Written request: Copy every entry precisely.

——

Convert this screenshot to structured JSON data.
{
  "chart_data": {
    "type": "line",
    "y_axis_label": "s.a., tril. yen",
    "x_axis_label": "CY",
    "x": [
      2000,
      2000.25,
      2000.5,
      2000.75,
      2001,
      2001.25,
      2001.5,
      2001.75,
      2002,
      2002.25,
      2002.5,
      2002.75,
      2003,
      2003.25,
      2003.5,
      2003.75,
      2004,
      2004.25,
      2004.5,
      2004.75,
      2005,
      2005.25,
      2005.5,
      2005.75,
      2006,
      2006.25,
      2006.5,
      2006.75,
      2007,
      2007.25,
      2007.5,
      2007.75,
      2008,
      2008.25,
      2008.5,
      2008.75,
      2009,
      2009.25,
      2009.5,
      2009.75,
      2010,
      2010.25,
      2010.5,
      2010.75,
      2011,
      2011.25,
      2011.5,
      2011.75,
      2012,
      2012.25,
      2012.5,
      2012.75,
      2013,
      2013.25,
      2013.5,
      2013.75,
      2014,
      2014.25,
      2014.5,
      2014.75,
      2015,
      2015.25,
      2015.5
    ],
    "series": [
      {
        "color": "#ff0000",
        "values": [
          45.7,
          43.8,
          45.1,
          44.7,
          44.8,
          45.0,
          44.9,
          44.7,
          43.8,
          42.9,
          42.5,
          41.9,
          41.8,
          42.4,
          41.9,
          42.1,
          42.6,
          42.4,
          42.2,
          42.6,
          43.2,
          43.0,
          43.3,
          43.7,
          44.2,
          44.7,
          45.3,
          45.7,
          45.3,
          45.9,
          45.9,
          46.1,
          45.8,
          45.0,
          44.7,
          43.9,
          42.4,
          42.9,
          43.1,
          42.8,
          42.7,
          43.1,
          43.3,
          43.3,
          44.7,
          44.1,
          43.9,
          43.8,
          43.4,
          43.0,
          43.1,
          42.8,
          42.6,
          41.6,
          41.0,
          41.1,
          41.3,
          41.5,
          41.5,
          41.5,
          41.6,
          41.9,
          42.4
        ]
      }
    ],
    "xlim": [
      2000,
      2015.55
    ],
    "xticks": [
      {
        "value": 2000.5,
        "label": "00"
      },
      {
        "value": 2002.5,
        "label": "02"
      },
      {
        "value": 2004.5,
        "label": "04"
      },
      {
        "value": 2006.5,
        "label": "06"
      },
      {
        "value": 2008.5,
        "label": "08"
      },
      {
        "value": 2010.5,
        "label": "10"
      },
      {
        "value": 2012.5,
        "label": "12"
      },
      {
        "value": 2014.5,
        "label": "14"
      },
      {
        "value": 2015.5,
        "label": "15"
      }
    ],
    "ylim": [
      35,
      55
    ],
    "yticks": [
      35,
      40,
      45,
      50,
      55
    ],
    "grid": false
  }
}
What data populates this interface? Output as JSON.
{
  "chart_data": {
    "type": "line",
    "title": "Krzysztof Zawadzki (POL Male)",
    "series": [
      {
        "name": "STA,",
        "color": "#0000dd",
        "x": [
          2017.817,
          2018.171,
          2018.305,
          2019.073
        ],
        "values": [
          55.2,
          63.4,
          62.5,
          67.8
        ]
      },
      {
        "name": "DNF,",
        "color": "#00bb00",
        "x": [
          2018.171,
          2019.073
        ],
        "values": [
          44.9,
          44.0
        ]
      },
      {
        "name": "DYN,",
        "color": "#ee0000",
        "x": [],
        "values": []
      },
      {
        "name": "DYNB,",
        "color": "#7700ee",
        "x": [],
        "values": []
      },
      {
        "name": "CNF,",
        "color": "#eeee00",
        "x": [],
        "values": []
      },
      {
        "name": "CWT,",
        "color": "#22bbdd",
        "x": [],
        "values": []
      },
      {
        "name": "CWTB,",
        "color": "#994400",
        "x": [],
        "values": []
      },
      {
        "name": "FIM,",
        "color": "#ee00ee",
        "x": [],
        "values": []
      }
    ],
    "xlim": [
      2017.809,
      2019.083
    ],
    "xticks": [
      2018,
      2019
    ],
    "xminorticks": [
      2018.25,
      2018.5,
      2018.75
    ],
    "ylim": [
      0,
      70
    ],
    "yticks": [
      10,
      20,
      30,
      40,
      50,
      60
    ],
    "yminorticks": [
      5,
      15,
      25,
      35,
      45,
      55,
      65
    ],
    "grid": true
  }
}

——

Full solution:
Convert this screenshot to structured JSON data.
{
  "chart_data": {
    "type": "line",
    "y_axis_label": "s.a., tril. yen",
    "x_axis_label": "CY",
    "x": [
      2000,
      2000.25,
      2000.5,
      2000.75,
      2001,
      2001.25,
      2001.5,
      2001.75,
      2002,
      2002.25,
      2002.5,
      2002.75,
      2003,
      2003.25,
      2003.5,
      2003.75,
      2004,
      2004.25,
      2004.5,
      2004.75,
      2005,
      2005.25,
      2005.5,
      2005.75,
      2006,
      2006.25,
      2006.5,
      2006.75,
      2007,
      2007.25,
      2007.5,
      2007.75,
      2008,
      2008.25,
      2008.5,
      2008.75,
      2009,
      2009.25,
      2009.5,
      2009.75,
      2010,
      2010.25,
      2010.5,
      2010.75,
      2011,
      2011.25,
      2011.5,
      2011.75,
      2012,
      2012.25,
      2012.5,
      2012.75,
      2013,
      2013.25,
      2013.5,
      2013.75,
      2014,
      2014.25,
      2014.5,
      2014.75,
      2015,
      2015.25,
      2015.5
    ],
    "series": [
      {
        "color": "#ff0000",
        "values": [
          45.7,
          43.8,
          45.1,
          44.7,
          44.8,
          45.0,
          44.9,
          44.7,
          43.8,
          42.9,
          42.5,
          41.9,
          41.8,
          42.4,
          41.9,
          42.1,
          42.6,
          42.4,
          42.2,
          42.6,
          43.2,
          43.0,
          43.3,
          43.7,
          44.2,
          44.7,
          45.3,
          45.7,
          45.3,
          45.9,
          45.9,
          46.1,
          45.8,
          45.0,
          44.7,
          43.9,
          42.4,
          42.9,
          43.1,
          42.8,
          42.7,
          43.1,
          43.3,
          43.3,
          44.7,
          44.1,
          43.9,
          43.8,
          43.4,
          43.0,
          43.1,
          42.8,
          42.6,
          41.6,
          41.0,
          41.1,
          41.3,
          41.5,
          41.5,
          41.5,
          41.6,
          41.9,
          42.4
        ]
      }
    ],
    "xlim": [
      2000,
      2015.55
    ],
    "xticks": [
      {
        "value": 2000.5,
        "label": "00"
      },
      {
        "value": 2002.5,
        "label": "02"
      },
      {
        "value": 2004.5,
        "label": "04"
      },
      {
        "value": 2006.5,
        "label": "06"
      },
      {
        "value": 2008.5,
        "label": "08"
      },
      {
        "value": 2010.5,
        "label": "10"
      },
      {
        "value": 2012.5,
        "label": "12"
      },
      {
        "value": 2014.5,
        "label": "14"
      },
      {
        "value": 2015.5,
        "label": "15"
      }
    ],
    "ylim": [
      35,
      55
    ],
    "yticks": [
      35,
      40,
      45,
      50,
      55
    ],
    "grid": false
  }
}
What data populates this interface? Output as JSON.
{
  "chart_data": {
    "type": "line",
    "title": "Krzysztof Zawadzki (POL Male)",
    "series": [
      {
        "name": "STA,",
        "color": "#0000dd",
        "x": [
          2017.817,
          2018.171,
          2018.305,
          2019.073
        ],
        "values": [
          55.2,
          63.4,
          62.5,
          67.8
        ]
      },
      {
        "name": "DNF,",
        "color": "#00bb00",
        "x": [
          2018.171,
          2019.073
        ],
        "values": [
          44.9,
          44.0
        ]
      },
      {
        "name": "DYN,",
        "color": "#ee0000",
        "x": [],
        "values": []
      },
      {
        "name": "DYNB,",
        "color": "#7700ee",
        "x": [],
        "values": []
      },
      {
        "name": "CNF,",
        "color": "#eeee00",
        "x": [],
        "values": []
      },
      {
        "name": "CWT,",
        "color": "#22bbdd",
        "x": [],
        "values": []
      },
      {
        "name": "CWTB,",
        "color": "#994400",
        "x": [],
        "values": []
      },
      {
        "name": "FIM,",
        "color": "#ee00ee",
        "x": [],
        "values": []
      }
    ],
    "xlim": [
      2017.809,
      2019.083
    ],
    "xticks": [
      2018,
      2019
    ],
    "xminorticks": [
      2018.25,
      2018.5,
      2018.75
    ],
    "ylim": [
      0,
      70
    ],
    "yticks": [
      10,
      20,
      30,
      40,
      50,
      60
    ],
    "yminorticks": [
      5,
      15,
      25,
      35,
      45,
      55,
      65
    ],
    "grid": true
  }
}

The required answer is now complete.